═════ Ensemble de données

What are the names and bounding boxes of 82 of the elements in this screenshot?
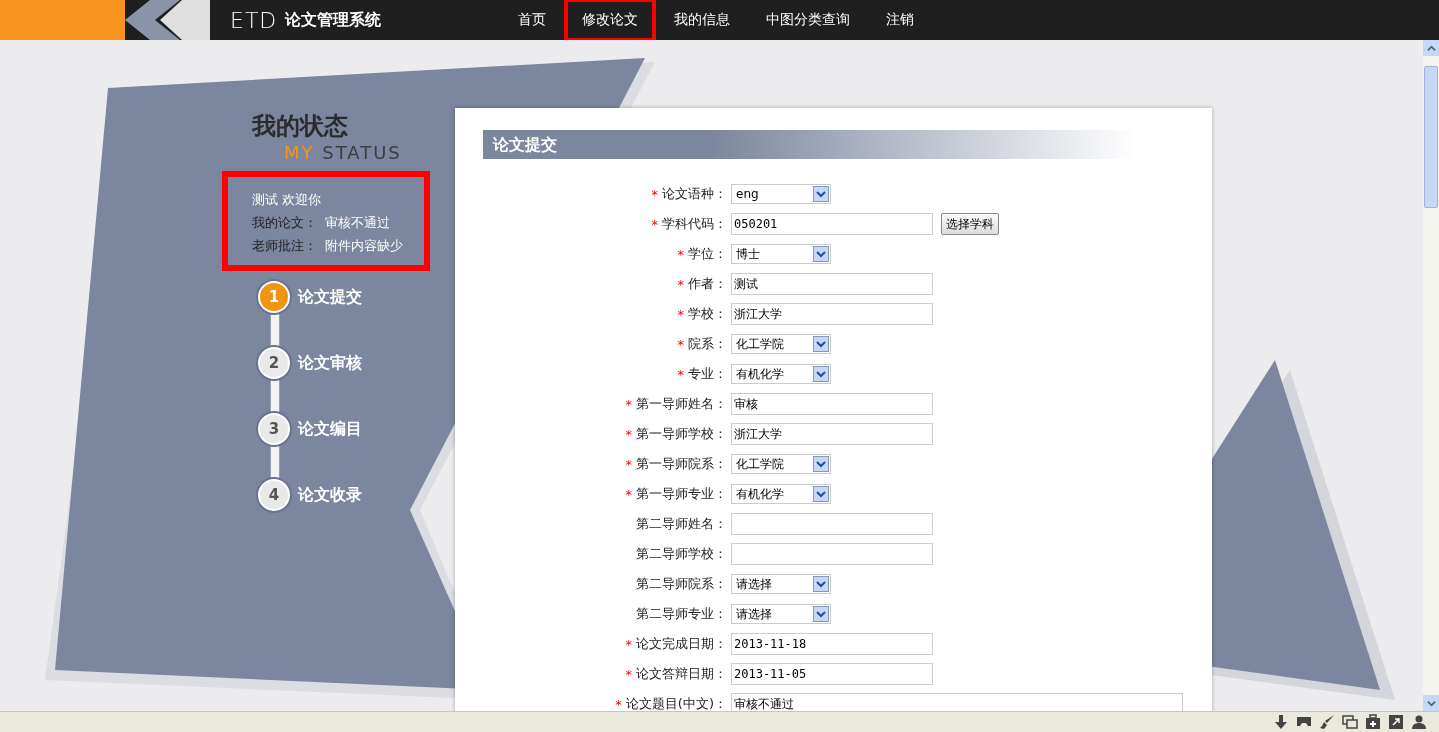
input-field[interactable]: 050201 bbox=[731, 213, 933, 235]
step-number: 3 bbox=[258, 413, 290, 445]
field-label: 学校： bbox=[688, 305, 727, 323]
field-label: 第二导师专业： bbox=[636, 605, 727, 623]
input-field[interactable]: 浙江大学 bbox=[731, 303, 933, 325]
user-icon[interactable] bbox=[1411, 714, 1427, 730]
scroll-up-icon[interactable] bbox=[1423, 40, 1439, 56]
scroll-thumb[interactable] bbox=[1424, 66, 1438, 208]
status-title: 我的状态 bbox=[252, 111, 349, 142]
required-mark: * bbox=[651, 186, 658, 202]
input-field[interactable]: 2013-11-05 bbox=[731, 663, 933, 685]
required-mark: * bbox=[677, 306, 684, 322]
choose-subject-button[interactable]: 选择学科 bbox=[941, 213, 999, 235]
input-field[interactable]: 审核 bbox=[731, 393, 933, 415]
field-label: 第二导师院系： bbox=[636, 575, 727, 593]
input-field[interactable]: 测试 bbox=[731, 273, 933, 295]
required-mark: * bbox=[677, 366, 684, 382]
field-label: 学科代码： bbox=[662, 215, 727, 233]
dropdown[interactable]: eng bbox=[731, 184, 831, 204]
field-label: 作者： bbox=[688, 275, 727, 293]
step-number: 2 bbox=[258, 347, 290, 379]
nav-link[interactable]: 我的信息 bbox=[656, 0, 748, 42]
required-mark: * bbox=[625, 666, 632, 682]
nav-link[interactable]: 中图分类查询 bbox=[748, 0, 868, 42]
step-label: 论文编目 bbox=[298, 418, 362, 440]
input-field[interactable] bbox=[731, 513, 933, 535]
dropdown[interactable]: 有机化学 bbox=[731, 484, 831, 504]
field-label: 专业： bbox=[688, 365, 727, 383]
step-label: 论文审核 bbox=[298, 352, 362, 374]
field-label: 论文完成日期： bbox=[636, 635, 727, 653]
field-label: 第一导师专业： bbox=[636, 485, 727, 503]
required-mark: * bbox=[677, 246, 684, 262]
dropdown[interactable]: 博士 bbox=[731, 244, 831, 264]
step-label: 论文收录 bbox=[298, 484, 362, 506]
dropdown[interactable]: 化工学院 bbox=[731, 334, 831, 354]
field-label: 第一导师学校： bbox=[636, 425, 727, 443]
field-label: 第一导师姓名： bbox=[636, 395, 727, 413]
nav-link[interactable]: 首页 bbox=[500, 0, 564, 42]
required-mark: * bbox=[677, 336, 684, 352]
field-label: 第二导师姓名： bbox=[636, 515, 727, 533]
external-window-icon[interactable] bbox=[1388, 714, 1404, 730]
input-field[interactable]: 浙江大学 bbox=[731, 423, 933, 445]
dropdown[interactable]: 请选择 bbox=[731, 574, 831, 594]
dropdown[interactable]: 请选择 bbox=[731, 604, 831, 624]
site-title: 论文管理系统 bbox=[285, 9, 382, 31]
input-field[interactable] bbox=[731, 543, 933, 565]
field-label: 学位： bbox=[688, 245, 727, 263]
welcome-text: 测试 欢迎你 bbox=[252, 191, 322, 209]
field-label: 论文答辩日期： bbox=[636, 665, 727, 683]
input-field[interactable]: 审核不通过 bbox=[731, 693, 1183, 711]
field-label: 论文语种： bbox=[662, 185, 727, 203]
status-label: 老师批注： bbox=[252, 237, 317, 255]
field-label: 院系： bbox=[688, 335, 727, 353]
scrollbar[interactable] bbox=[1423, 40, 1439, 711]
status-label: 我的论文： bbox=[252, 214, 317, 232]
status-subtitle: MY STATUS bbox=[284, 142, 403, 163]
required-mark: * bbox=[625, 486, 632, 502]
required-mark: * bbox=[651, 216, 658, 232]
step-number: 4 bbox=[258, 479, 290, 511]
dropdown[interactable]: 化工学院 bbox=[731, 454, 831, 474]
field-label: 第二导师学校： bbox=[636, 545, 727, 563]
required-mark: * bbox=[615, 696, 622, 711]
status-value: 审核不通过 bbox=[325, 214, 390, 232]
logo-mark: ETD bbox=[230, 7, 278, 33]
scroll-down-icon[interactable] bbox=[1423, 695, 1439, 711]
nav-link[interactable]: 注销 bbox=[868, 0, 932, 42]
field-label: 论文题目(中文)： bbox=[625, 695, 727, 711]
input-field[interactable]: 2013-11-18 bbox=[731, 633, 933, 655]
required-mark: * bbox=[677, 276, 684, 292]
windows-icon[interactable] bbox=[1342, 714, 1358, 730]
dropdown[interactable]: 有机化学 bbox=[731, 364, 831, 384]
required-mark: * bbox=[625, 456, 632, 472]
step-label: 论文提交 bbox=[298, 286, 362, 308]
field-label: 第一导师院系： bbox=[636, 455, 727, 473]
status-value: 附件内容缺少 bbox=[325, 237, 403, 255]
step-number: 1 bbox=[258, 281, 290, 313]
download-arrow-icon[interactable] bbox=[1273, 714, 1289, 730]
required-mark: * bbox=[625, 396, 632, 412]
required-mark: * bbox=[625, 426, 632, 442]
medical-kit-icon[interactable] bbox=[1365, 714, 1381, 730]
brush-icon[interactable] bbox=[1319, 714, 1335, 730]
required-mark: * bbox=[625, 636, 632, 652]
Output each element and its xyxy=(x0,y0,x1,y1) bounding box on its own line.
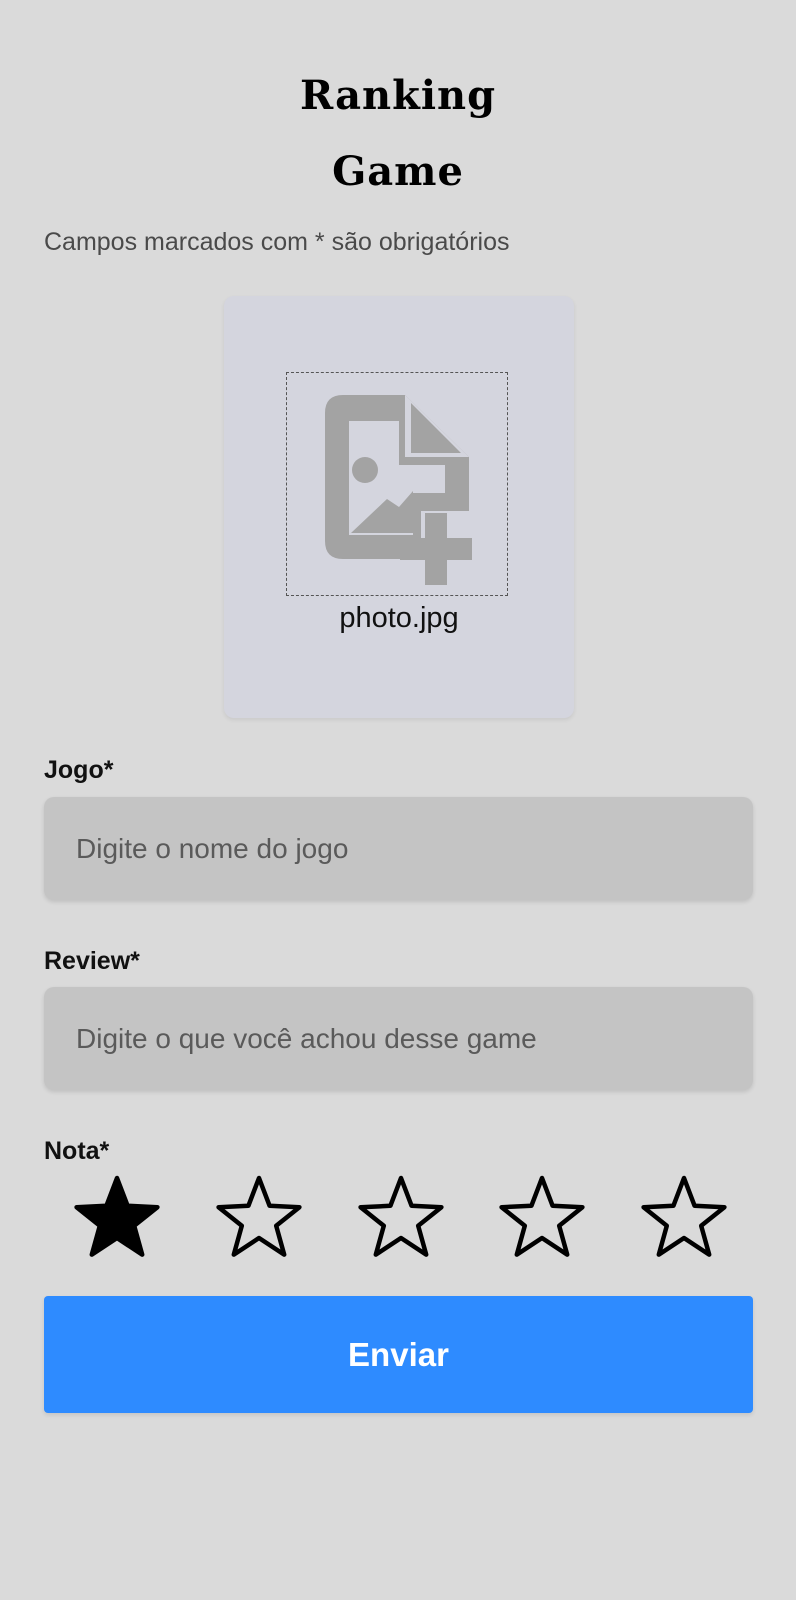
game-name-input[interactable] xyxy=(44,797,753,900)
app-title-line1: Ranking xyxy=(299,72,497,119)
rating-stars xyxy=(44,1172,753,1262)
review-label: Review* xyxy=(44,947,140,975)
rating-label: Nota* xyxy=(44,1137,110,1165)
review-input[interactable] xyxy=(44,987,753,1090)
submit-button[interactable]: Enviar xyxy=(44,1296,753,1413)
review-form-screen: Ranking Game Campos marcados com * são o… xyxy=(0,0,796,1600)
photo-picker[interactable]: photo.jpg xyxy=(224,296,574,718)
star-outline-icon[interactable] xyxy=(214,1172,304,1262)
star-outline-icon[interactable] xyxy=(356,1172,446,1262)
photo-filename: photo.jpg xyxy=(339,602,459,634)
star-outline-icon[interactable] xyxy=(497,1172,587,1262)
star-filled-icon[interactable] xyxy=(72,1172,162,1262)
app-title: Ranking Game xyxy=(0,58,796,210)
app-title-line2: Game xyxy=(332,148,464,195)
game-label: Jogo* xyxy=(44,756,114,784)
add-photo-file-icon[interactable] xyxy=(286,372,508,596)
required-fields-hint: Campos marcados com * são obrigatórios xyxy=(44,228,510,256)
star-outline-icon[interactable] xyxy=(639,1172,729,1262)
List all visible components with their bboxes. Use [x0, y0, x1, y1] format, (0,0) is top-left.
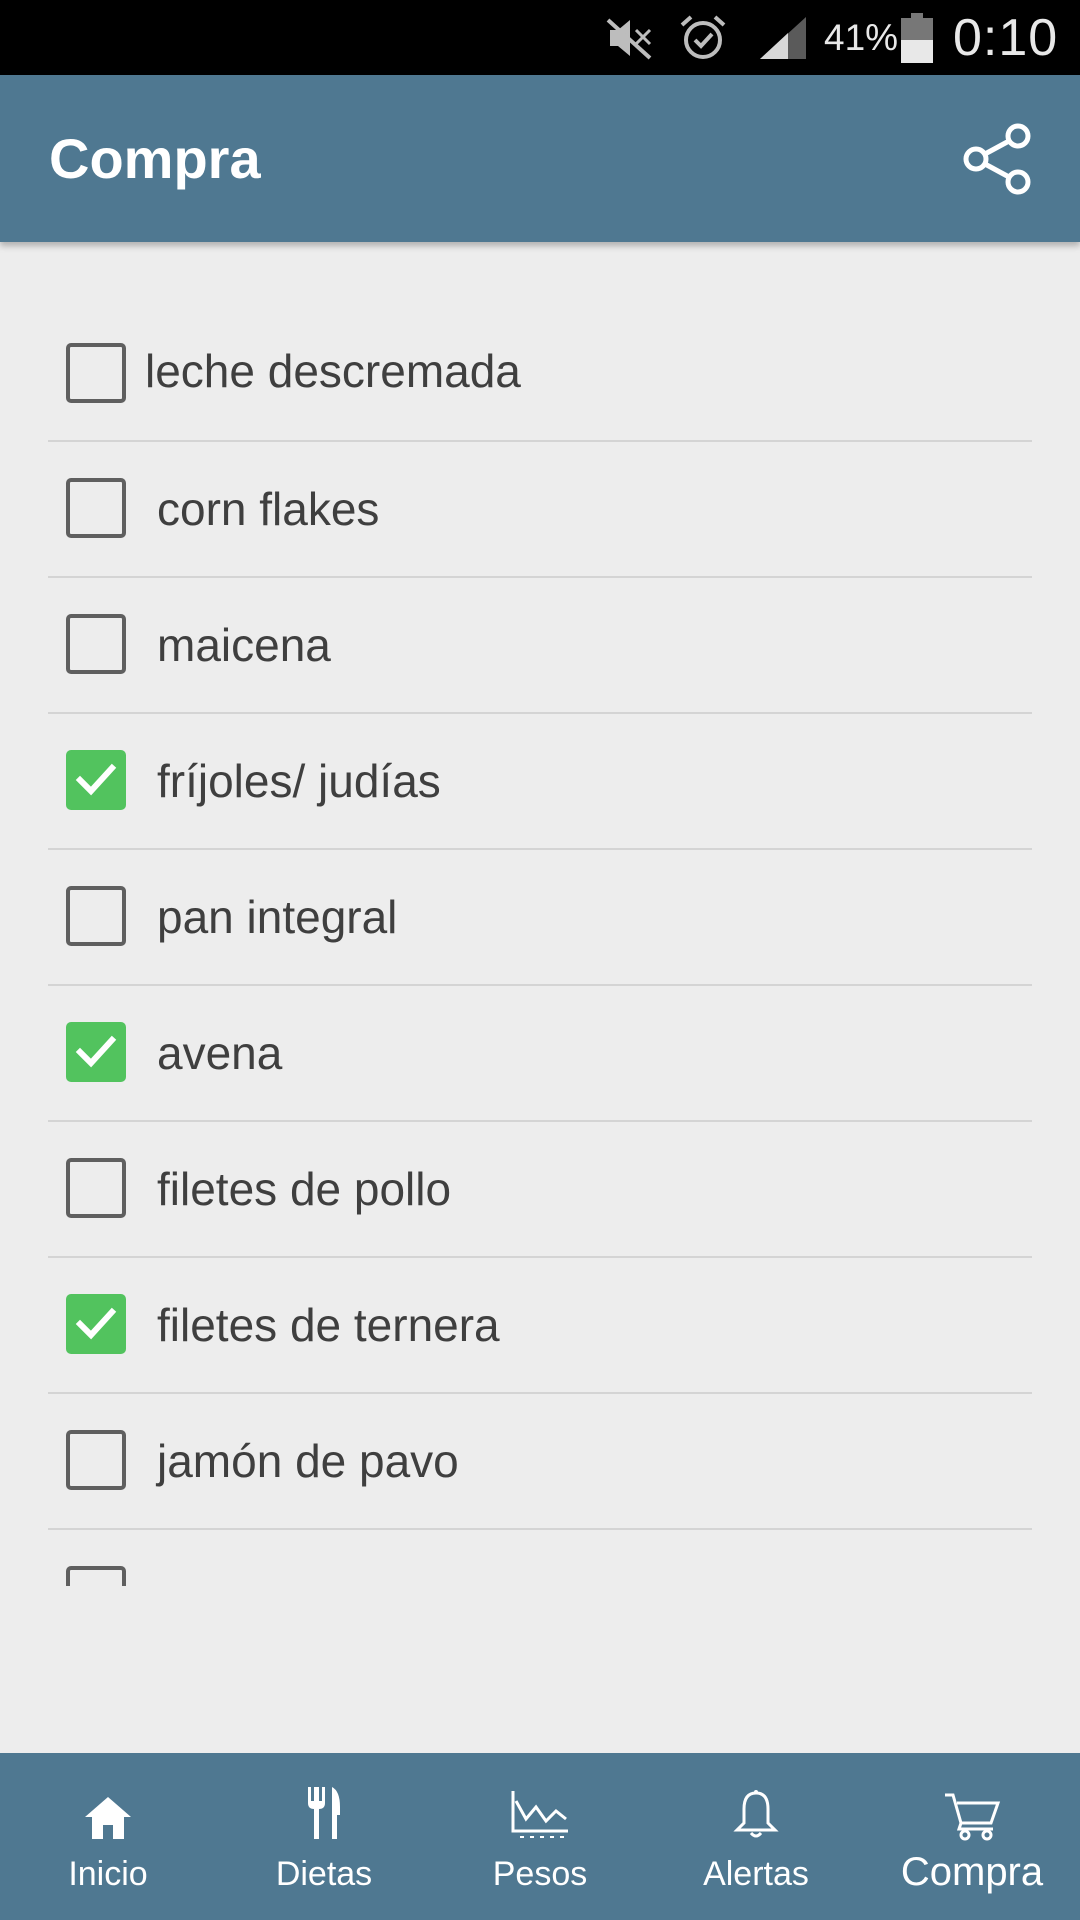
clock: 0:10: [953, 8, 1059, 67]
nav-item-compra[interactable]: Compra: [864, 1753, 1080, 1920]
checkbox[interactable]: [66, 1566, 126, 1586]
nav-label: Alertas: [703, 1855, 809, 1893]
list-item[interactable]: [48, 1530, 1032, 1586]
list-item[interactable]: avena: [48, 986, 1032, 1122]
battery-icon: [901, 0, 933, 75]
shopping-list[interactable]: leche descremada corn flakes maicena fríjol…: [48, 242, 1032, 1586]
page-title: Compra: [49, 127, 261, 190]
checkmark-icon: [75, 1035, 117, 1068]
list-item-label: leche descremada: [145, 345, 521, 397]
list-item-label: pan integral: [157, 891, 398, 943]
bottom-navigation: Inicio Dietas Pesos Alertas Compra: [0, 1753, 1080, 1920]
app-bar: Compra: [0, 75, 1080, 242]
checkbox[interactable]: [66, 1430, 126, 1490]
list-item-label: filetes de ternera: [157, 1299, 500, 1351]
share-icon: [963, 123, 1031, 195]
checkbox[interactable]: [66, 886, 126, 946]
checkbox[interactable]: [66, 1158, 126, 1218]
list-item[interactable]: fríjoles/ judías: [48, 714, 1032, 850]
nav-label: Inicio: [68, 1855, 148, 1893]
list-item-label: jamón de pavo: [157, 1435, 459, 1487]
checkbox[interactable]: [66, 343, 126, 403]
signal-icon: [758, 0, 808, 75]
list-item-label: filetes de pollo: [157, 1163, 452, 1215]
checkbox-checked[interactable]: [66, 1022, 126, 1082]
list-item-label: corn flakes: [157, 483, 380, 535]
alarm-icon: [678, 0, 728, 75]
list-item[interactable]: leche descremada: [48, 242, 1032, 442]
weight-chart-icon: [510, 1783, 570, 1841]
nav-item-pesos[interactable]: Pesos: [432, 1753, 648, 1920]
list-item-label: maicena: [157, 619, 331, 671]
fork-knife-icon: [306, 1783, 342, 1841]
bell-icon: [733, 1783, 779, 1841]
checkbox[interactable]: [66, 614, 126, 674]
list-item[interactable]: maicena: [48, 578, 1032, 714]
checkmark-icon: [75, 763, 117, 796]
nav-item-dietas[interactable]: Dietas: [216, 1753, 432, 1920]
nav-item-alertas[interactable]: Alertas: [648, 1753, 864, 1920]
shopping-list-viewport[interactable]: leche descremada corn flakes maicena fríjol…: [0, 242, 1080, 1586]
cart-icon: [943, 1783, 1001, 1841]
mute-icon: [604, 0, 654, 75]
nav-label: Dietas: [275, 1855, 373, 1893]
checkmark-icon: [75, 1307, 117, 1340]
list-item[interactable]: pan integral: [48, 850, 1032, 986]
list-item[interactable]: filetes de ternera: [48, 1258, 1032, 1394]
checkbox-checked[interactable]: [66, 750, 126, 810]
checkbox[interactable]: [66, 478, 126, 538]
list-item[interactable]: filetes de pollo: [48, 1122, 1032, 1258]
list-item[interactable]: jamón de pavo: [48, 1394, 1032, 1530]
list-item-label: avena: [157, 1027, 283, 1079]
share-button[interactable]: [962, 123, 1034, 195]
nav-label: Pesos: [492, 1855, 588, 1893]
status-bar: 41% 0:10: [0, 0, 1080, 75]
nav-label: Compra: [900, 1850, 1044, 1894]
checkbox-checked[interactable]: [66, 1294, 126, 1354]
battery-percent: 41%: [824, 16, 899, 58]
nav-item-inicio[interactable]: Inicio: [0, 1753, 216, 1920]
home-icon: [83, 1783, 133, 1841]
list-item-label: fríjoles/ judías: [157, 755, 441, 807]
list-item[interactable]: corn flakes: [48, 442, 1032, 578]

══════════

Consigne -
Modifiez les lignes allant de celle qui contient "game-name-input[interactable] xyxy=(44,797,753,900)" jusqu'à celle qui contient "List all visible" incluse : remplacez "Enviar" par "Confirmar", puis redonnez ces lignes sans rien changer d'autre.

Réponse attendue -
game-name-input[interactable] xyxy=(44,797,753,900)
app-title-line1: Ranking xyxy=(299,72,497,119)
rating-stars xyxy=(44,1172,753,1262)
review-label: Review* xyxy=(44,947,140,975)
rating-label: Nota* xyxy=(44,1137,110,1165)
review-input[interactable] xyxy=(44,987,753,1090)
submit-button[interactable]: Confirmar xyxy=(44,1296,753,1413)
review-form-screen: Ranking Game Campos marcados com * são o… xyxy=(0,0,796,1600)
photo-picker[interactable]: photo.jpg xyxy=(224,296,574,718)
star-outline-icon[interactable] xyxy=(214,1172,304,1262)
star-outline-icon[interactable] xyxy=(356,1172,446,1262)
photo-filename: photo.jpg xyxy=(339,602,459,634)
star-outline-icon[interactable] xyxy=(497,1172,587,1262)
star-filled-icon[interactable] xyxy=(72,1172,162,1262)
app-title: Ranking Game xyxy=(0,58,796,210)
app-title-line2: Game xyxy=(332,148,464,195)
game-label: Jogo* xyxy=(44,756,114,784)
add-photo-file-icon[interactable] xyxy=(286,372,508,596)
required-fields-hint: Campos marcados com * são obrigatórios xyxy=(44,228,510,256)
star-outline-icon[interactable] xyxy=(639,1172,729,1262)
List all visible components with their bboxes. Use [x0, y0, x1, y1] format, (0,0) is top-left.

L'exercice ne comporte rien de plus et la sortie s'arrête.